[Task details]
Copy each line of the data below exactly, leaving out pictures.

++++ Input material

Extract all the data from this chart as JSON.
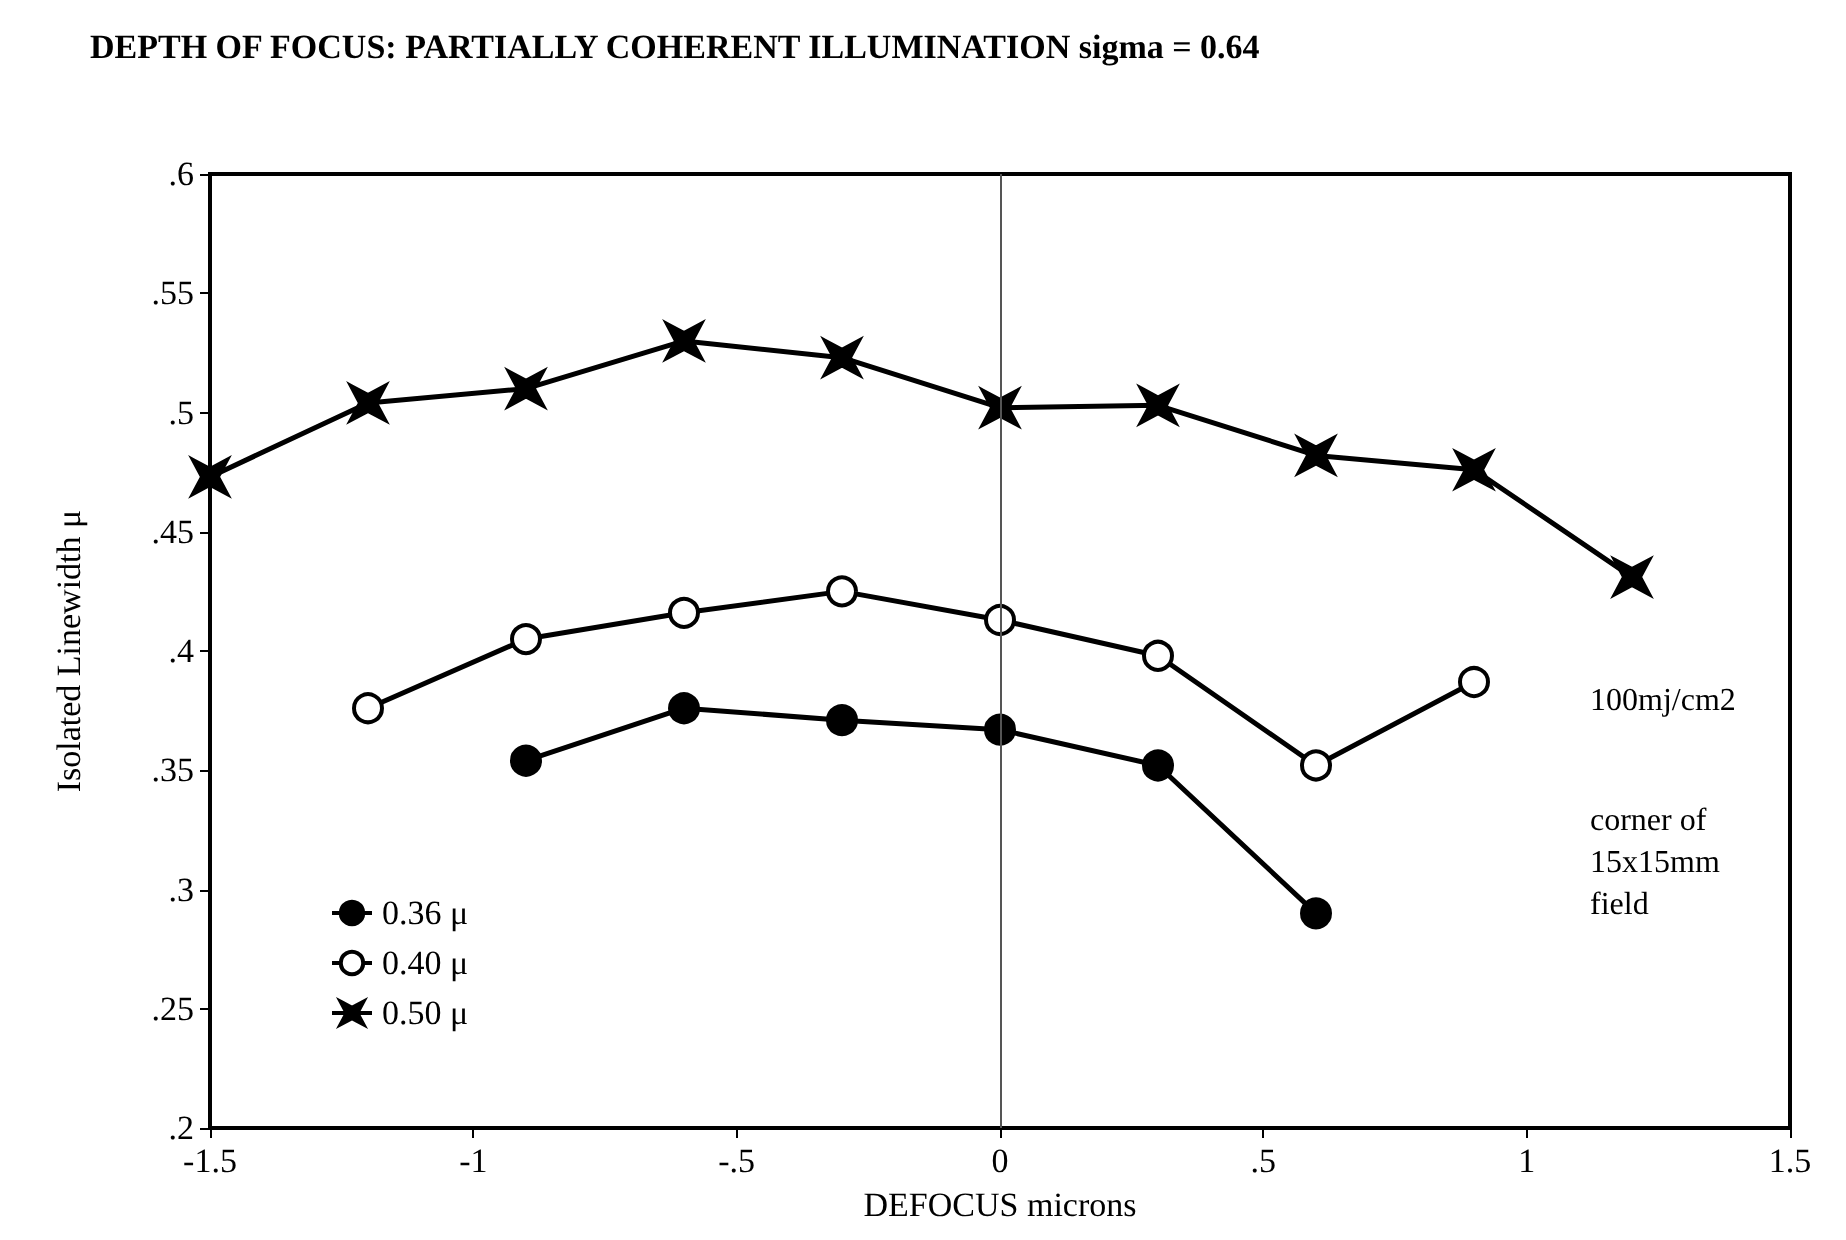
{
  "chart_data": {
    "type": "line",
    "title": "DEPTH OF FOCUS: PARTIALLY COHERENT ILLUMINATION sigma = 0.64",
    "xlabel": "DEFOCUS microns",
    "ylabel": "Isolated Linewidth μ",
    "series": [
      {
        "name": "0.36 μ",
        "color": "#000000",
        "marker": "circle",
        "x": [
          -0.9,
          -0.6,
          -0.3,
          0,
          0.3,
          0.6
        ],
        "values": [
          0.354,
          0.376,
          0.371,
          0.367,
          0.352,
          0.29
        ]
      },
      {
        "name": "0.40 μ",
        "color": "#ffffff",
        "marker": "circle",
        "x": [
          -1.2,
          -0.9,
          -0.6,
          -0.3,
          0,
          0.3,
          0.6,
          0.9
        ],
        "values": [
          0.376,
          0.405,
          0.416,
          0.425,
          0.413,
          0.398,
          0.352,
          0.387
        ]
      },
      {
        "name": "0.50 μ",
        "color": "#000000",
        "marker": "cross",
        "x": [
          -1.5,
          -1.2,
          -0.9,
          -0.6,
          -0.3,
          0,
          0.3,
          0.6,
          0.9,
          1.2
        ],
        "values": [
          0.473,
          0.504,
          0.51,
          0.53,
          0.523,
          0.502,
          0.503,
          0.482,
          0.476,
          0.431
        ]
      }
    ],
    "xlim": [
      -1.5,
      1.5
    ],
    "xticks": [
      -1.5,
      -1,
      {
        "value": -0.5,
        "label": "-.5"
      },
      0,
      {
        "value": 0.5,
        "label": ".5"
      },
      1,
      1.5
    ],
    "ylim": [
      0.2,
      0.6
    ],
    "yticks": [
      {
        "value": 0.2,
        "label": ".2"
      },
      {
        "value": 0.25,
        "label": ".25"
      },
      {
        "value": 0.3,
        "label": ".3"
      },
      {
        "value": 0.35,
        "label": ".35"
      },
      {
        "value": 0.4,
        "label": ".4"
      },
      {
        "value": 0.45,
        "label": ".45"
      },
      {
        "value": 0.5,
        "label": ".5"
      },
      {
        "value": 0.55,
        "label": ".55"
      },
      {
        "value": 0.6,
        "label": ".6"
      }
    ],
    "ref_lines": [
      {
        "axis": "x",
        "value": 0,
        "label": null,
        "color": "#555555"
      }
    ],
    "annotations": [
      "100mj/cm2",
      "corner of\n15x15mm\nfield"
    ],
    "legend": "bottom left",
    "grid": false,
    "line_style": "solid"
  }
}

++++++++

[Result for this exercise]
Extract all the data from this chart as JSON.
{
  "chart_data": {
    "type": "line",
    "title": "DEPTH OF FOCUS: PARTIALLY COHERENT ILLUMINATION sigma = 0.64",
    "xlabel": "DEFOCUS microns",
    "ylabel": "Isolated Linewidth μ",
    "series": [
      {
        "name": "0.36 μ",
        "color": "#000000",
        "marker": "circle",
        "x": [
          -0.9,
          -0.6,
          -0.3,
          0,
          0.3,
          0.6
        ],
        "values": [
          0.354,
          0.376,
          0.371,
          0.367,
          0.352,
          0.29
        ]
      },
      {
        "name": "0.40 μ",
        "color": "#ffffff",
        "marker": "circle",
        "x": [
          -1.2,
          -0.9,
          -0.6,
          -0.3,
          0,
          0.3,
          0.6,
          0.9
        ],
        "values": [
          0.376,
          0.405,
          0.416,
          0.425,
          0.413,
          0.398,
          0.352,
          0.387
        ]
      },
      {
        "name": "0.50 μ",
        "color": "#000000",
        "marker": "cross",
        "x": [
          -1.5,
          -1.2,
          -0.9,
          -0.6,
          -0.3,
          0,
          0.3,
          0.6,
          0.9,
          1.2
        ],
        "values": [
          0.473,
          0.504,
          0.51,
          0.53,
          0.523,
          0.502,
          0.503,
          0.482,
          0.476,
          0.431
        ]
      }
    ],
    "xlim": [
      -1.5,
      1.5
    ],
    "xticks": [
      -1.5,
      -1,
      {
        "value": -0.5,
        "label": "-.5"
      },
      0,
      {
        "value": 0.5,
        "label": ".5"
      },
      1,
      1.5
    ],
    "ylim": [
      0.2,
      0.6
    ],
    "yticks": [
      {
        "value": 0.2,
        "label": ".2"
      },
      {
        "value": 0.25,
        "label": ".25"
      },
      {
        "value": 0.3,
        "label": ".3"
      },
      {
        "value": 0.35,
        "label": ".35"
      },
      {
        "value": 0.4,
        "label": ".4"
      },
      {
        "value": 0.45,
        "label": ".45"
      },
      {
        "value": 0.5,
        "label": ".5"
      },
      {
        "value": 0.55,
        "label": ".55"
      },
      {
        "value": 0.6,
        "label": ".6"
      }
    ],
    "ref_lines": [
      {
        "axis": "x",
        "value": 0,
        "label": null,
        "color": "#555555"
      }
    ],
    "annotations": [
      "100mj/cm2",
      "corner of\n15x15mm\nfield"
    ],
    "legend": "bottom left",
    "grid": false,
    "line_style": "solid"
  }
}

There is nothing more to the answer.